Action item:
Reproduce the section of the forum thread on a gaming PC budget word for word, beginning at the words "Well you can" and stopping after "for the price.".

Source passage:
::::::::

Well you can always add a second 7950 later? Just save any money you don't use (it should come to around £1000 with a single 7950, 3570k, Z77 board, 128Gb SSD, 8Gb RAM, £100 case, decent air cooler and a good PSU) so you can put £300 to the side for any upgrade you might need. If in 18 months a single 7950 isn't enough, then you can always buy another (they're only going to go down in price). Or, in 18 months there might be new better cards around, and so you could spend £300 on a new one. 7950's have a lot more overclocking headroom than 7870's, so they offer better performance for the price.

The problem is that my £1300 budget needs to include the £300 monitor (Benq XL2420T). So there is no £300 to save :P

Hmmm, how are crossfire drivers these days? Are SLI ones any better? If they aren't great I guess I might side with one card.
 
Well a single 7950 should still be good enough for 1080p gaming for at least 18 months, especially overclocked. Should have some money left over from £1300 even with the monitor, so just save a little bit each month between now and 18 months time and then upgrade if needed then. It may well be sufficient for your needs past 18 months, in which case just keep saving for a bigger upgrade later on (ie in 3 years if you wanted to build a whole new rig).
 
The problem is that my £1300 budget needs to include the £300 monitor (Benq XL2420T). So there is no £300 to save :P

Hmmm, how are crossfire drivers these days? Are SLI ones any better? If they aren't great I guess I might side with one card.

::::::::

Input data:
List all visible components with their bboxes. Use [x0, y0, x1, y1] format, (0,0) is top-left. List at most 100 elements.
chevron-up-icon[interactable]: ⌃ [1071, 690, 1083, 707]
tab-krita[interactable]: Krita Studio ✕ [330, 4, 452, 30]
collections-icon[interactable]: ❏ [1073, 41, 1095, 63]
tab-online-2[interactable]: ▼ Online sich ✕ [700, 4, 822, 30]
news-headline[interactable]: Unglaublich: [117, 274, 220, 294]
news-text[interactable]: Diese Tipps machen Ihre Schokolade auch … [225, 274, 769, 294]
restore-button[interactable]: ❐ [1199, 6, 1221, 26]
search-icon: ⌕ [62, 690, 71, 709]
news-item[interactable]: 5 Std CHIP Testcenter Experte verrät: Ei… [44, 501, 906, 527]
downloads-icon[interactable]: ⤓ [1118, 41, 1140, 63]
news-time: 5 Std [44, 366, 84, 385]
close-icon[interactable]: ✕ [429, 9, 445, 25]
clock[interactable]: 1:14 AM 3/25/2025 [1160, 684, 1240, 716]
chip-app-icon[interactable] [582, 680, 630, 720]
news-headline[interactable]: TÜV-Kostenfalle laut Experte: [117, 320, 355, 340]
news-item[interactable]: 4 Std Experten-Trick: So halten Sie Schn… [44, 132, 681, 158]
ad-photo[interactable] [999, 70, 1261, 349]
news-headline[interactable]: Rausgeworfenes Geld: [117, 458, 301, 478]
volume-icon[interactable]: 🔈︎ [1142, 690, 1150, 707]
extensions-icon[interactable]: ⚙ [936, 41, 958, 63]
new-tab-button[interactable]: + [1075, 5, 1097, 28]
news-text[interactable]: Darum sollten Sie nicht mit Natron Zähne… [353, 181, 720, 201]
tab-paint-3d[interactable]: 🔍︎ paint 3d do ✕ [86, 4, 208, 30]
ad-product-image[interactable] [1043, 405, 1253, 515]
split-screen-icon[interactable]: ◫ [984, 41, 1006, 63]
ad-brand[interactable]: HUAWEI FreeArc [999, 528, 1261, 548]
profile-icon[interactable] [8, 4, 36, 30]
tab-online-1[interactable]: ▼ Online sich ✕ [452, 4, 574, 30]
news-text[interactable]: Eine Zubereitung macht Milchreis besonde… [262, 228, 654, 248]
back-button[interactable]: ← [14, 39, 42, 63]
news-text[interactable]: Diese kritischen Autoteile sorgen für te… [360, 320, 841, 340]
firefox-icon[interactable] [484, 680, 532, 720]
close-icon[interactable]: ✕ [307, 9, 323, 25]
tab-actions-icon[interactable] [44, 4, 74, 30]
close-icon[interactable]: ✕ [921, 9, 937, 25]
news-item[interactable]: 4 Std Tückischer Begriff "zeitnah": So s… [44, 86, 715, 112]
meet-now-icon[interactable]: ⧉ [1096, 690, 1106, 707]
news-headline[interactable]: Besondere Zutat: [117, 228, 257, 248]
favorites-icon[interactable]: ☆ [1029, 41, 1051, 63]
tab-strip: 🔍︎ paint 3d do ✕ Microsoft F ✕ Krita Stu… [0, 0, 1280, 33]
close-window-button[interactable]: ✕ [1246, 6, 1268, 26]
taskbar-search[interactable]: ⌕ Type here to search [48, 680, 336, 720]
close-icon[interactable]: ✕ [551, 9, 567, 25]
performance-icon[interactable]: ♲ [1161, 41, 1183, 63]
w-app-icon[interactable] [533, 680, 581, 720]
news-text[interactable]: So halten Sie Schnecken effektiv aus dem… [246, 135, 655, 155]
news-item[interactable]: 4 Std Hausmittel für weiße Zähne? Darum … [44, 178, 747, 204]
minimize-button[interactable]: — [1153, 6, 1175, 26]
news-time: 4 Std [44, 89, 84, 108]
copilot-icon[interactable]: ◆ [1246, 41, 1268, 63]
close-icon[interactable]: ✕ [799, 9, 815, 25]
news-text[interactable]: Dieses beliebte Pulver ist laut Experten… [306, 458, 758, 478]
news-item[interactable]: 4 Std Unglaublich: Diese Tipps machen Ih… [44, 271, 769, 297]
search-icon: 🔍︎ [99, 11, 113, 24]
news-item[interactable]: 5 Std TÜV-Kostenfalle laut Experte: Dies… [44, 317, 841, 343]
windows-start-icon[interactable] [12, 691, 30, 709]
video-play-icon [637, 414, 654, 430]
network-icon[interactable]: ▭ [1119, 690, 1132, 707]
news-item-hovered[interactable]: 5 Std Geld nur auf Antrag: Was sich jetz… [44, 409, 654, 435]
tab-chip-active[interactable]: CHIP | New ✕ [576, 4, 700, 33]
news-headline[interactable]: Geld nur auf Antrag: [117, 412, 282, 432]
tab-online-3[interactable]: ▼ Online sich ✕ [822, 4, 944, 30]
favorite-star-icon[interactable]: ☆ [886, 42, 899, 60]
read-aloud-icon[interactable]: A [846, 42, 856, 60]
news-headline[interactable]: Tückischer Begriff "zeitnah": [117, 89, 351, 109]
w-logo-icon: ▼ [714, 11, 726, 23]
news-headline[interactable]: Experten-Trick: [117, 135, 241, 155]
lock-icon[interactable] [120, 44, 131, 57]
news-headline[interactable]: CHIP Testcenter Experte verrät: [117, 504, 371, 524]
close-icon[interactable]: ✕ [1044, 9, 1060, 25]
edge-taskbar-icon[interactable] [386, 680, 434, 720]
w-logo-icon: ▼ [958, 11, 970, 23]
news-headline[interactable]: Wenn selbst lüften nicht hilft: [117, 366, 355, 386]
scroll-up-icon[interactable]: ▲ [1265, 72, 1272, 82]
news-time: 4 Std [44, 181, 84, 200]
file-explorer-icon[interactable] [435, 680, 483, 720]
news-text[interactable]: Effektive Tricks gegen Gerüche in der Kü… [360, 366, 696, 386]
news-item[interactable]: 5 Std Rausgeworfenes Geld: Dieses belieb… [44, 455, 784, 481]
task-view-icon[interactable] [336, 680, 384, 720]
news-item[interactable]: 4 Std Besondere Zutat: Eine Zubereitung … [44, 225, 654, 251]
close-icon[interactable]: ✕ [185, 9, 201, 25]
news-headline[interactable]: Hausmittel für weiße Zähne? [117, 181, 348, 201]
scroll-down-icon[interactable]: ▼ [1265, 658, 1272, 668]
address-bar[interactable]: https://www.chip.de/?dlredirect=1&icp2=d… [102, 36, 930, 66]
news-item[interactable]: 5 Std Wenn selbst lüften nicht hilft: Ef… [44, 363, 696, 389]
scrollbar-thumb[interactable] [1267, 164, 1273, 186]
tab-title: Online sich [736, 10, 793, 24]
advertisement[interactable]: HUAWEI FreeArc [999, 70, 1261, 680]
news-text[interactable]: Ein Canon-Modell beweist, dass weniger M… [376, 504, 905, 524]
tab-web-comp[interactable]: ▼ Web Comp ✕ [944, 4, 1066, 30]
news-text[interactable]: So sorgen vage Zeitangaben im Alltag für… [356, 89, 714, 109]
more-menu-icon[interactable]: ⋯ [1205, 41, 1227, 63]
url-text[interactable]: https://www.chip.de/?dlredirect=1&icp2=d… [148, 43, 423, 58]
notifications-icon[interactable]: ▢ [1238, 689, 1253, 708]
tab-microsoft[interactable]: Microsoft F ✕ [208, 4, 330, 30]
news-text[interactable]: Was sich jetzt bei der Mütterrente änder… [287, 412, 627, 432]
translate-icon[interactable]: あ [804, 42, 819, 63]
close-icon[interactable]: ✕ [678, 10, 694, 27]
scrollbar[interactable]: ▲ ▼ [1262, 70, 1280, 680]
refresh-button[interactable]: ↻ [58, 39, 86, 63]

::::::::

Solution:
Well you can always add a second 7950 later? Just save any money you don't use (it should come to around £1000 with a single 7950, 3570k, Z77 board, 128Gb SSD, 8Gb RAM, £100 case, decent air cooler and a good PSU) so you can put £300 to the side for any upgrade you might need. If in 18 months a single 7950 isn't enough, then you can always buy another (they're only going to go down in price). Or, in 18 months there might be new better cards around, and so you could spend £300 on a new one. 7950's have a lot more overclocking headroom than 7870's, so they offer better performance for the price.